Problem statement>
Copy the data word for word, beginning at its first line and stopping after the line that contains "- staticText: 1: [36, 137, 42, 151]".
● ● ● ● ●
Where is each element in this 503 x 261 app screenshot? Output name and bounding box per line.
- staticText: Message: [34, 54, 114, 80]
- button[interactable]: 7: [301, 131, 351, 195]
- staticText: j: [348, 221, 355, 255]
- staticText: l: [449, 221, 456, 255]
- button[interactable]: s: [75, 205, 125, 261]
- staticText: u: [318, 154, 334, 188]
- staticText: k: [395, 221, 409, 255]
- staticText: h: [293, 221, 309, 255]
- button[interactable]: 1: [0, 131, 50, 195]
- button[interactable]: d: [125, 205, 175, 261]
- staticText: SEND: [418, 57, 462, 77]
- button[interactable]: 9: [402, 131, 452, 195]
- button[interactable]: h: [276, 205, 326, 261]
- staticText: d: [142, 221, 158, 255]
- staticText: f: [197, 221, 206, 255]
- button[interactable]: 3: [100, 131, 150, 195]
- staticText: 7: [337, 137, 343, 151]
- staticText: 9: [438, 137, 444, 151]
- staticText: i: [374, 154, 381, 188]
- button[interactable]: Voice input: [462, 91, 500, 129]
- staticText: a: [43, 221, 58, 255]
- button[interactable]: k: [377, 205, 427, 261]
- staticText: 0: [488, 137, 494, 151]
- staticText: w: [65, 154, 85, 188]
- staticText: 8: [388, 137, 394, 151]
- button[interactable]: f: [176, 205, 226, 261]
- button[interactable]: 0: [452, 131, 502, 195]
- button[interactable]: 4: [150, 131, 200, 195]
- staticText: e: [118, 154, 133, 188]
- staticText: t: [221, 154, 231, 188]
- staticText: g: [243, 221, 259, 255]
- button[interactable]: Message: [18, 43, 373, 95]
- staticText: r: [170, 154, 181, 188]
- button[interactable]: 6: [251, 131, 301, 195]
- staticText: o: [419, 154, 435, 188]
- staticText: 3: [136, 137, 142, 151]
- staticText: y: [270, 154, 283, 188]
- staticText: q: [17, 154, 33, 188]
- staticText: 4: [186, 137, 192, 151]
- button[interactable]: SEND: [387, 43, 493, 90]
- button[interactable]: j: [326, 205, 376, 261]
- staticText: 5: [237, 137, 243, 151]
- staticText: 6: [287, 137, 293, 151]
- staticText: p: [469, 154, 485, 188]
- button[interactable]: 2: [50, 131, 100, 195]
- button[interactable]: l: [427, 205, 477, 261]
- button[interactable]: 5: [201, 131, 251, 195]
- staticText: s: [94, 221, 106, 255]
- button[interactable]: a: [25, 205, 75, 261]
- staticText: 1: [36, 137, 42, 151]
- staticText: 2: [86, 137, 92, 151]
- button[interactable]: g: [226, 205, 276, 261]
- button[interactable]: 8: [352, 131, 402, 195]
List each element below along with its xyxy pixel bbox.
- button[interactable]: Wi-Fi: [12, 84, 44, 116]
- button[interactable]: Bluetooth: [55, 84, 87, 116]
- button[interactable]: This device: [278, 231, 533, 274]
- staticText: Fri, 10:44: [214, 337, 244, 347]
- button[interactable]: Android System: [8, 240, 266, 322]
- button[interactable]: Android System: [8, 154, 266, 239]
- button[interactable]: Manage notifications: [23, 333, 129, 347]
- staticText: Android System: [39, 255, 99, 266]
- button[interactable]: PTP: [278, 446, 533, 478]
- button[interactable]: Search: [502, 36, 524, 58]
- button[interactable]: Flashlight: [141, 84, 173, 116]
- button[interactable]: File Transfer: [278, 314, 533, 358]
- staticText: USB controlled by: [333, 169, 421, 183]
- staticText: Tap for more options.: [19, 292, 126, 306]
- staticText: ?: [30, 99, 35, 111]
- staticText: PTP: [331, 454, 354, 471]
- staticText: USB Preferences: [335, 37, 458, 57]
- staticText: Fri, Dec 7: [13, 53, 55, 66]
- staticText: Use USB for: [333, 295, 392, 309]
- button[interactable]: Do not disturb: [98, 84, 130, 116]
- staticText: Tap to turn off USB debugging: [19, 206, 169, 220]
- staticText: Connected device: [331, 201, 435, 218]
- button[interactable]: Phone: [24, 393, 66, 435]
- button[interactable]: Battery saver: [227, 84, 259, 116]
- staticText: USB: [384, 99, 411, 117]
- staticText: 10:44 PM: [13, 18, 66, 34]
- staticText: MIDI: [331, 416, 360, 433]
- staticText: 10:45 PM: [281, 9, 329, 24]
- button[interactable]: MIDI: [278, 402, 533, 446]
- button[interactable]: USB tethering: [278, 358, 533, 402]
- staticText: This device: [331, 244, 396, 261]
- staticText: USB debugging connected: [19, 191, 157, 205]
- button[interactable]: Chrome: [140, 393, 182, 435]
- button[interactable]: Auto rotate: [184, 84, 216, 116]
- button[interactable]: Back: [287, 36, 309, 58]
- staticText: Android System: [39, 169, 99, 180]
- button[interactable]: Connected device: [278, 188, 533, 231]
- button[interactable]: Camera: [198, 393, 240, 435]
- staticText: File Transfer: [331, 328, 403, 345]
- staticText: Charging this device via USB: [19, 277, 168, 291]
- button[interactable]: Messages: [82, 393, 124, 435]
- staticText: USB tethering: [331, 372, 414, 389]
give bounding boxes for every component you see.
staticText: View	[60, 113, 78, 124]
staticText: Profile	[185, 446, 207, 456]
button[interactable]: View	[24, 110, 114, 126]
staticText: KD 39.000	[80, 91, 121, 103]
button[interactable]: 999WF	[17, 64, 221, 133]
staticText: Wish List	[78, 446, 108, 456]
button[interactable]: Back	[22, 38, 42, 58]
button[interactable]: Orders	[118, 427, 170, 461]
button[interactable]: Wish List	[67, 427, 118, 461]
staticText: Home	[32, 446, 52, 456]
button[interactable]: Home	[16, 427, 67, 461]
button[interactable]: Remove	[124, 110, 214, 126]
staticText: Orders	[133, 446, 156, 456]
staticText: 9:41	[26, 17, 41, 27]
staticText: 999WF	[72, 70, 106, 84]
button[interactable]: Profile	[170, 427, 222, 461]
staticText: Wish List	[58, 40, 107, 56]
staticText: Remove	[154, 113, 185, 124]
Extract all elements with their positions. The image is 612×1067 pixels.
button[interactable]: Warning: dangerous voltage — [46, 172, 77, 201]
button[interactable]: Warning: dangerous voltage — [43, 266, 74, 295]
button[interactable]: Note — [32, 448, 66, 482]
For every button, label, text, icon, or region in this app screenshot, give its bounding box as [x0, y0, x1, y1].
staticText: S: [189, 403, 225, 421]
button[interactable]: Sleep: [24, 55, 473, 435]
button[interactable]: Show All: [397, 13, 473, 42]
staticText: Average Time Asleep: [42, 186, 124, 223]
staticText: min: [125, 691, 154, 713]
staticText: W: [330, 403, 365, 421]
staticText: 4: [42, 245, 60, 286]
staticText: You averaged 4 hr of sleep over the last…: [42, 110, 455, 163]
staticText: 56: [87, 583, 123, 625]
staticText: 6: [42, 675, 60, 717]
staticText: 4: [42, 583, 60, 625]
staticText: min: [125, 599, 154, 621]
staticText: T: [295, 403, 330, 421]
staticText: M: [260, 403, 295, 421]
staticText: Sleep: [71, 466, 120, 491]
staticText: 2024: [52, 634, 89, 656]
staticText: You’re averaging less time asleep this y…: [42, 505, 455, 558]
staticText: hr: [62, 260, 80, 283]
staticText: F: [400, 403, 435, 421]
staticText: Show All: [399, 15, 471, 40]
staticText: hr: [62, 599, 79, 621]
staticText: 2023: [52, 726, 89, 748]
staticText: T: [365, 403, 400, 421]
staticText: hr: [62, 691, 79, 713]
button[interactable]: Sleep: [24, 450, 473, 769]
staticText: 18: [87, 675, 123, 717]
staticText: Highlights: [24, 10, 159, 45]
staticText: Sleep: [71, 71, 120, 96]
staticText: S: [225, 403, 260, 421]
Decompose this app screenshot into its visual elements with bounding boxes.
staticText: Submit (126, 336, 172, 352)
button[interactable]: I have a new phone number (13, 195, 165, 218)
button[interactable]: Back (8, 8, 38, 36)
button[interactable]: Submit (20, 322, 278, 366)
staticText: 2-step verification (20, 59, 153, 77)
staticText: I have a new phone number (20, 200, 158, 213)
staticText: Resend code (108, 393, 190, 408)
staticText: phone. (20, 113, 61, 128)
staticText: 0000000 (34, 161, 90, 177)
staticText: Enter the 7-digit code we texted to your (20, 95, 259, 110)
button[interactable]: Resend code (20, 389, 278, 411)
● ● ● ● ●
Exercise solution>
Where is each element in this 503 x 261 app screenshot? Output name and bounding box per line.
- staticText: Message: [34, 54, 114, 80]
- button[interactable]: 7: [301, 131, 351, 195]
- staticText: j: [348, 221, 355, 255]
- staticText: l: [449, 221, 456, 255]
- button[interactable]: s: [75, 205, 125, 261]
- staticText: u: [318, 154, 334, 188]
- staticText: k: [395, 221, 409, 255]
- staticText: h: [293, 221, 309, 255]
- button[interactable]: 1: [0, 131, 50, 195]
- button[interactable]: d: [125, 205, 175, 261]
- staticText: SEND: [418, 57, 462, 77]
- button[interactable]: 9: [402, 131, 452, 195]
- button[interactable]: h: [276, 205, 326, 261]
- staticText: d: [142, 221, 158, 255]
- staticText: f: [197, 221, 206, 255]
- button[interactable]: 3: [100, 131, 150, 195]
- staticText: 7: [337, 137, 343, 151]
- staticText: 9: [438, 137, 444, 151]
- staticText: i: [374, 154, 381, 188]
- button[interactable]: Voice input: [462, 91, 500, 129]
- staticText: a: [43, 221, 58, 255]
- button[interactable]: k: [377, 205, 427, 261]
- staticText: 0: [488, 137, 494, 151]
- staticText: w: [65, 154, 85, 188]
- staticText: 8: [388, 137, 394, 151]
- button[interactable]: f: [176, 205, 226, 261]
- button[interactable]: 0: [452, 131, 502, 195]
- button[interactable]: 4: [150, 131, 200, 195]
- staticText: e: [118, 154, 133, 188]
- staticText: t: [221, 154, 231, 188]
- staticText: g: [243, 221, 259, 255]
- button[interactable]: Message: [18, 43, 373, 95]
- staticText: r: [170, 154, 181, 188]
- button[interactable]: 6: [251, 131, 301, 195]
- staticText: o: [419, 154, 435, 188]
- staticText: 3: [136, 137, 142, 151]
- staticText: y: [270, 154, 283, 188]
- staticText: q: [17, 154, 33, 188]
- staticText: 4: [186, 137, 192, 151]
- button[interactable]: SEND: [387, 43, 493, 90]
- button[interactable]: j: [326, 205, 376, 261]
- staticText: 5: [237, 137, 243, 151]
- staticText: 6: [287, 137, 293, 151]
- staticText: p: [469, 154, 485, 188]
- button[interactable]: 2: [50, 131, 100, 195]
- button[interactable]: l: [427, 205, 477, 261]
- button[interactable]: 5: [201, 131, 251, 195]
- staticText: s: [94, 221, 106, 255]
- button[interactable]: a: [25, 205, 75, 261]
- staticText: 1: [36, 137, 42, 151]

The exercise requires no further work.